• [Problem]
Give back the whole listing exactly as shown.

• [Records supplied]
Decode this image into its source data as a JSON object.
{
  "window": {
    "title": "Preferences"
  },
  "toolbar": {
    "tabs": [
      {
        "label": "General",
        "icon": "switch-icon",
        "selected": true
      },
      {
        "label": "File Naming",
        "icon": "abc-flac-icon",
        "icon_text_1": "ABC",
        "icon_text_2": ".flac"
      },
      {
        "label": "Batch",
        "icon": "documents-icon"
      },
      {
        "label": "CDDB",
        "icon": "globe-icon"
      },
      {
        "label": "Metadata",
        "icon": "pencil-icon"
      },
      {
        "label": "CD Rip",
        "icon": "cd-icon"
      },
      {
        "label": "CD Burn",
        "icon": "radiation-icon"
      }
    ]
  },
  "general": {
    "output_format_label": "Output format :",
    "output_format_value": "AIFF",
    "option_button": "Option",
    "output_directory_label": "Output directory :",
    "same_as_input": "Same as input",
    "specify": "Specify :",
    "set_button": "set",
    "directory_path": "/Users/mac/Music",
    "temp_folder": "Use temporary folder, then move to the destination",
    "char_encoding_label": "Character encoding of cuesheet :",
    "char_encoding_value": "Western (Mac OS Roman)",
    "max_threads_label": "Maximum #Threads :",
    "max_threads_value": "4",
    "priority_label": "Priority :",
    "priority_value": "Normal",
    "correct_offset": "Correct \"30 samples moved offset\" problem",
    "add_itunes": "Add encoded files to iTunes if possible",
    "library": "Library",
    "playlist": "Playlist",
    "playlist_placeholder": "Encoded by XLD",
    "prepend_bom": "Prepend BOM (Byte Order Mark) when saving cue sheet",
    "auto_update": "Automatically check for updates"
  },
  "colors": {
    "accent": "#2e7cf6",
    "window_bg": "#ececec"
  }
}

• [Solution to this task]
Decode this image into its source data as a JSON object.
{
  "window": {
    "title": "Preferences"
  },
  "toolbar": {
    "tabs": [
      {
        "label": "General",
        "icon": "switch-icon",
        "selected": true
      },
      {
        "label": "File Naming",
        "icon": "abc-flac-icon",
        "icon_text_1": "ABC",
        "icon_text_2": ".flac"
      },
      {
        "label": "Batch",
        "icon": "documents-icon"
      },
      {
        "label": "CDDB",
        "icon": "globe-icon"
      },
      {
        "label": "Metadata",
        "icon": "pencil-icon"
      },
      {
        "label": "CD Rip",
        "icon": "cd-icon"
      },
      {
        "label": "CD Burn",
        "icon": "radiation-icon"
      }
    ]
  },
  "general": {
    "output_format_label": "Output format :",
    "output_format_value": "AIFF",
    "option_button": "Option",
    "output_directory_label": "Output directory :",
    "same_as_input": "Same as input",
    "specify": "Specify :",
    "set_button": "set",
    "directory_path": "/Users/mac/Music",
    "temp_folder": "Use temporary folder, then move to the destination",
    "char_encoding_label": "Character encoding of cuesheet :",
    "char_encoding_value": "Western (Mac OS Roman)",
    "max_threads_label": "Maximum #Threads :",
    "max_threads_value": "4",
    "priority_label": "Priority :",
    "priority_value": "Normal",
    "correct_offset": "Correct \"30 samples moved offset\" problem",
    "add_itunes": "Add encoded files to iTunes if possible",
    "library": "Library",
    "playlist": "Playlist",
    "playlist_placeholder": "Encoded by XLD",
    "prepend_bom": "Prepend BOM (Byte Order Mark) when saving cue sheet",
    "auto_update": "Automatically check for updates"
  },
  "colors": {
    "accent": "#2e7cf6",
    "window_bg": "#ececec"
  }
}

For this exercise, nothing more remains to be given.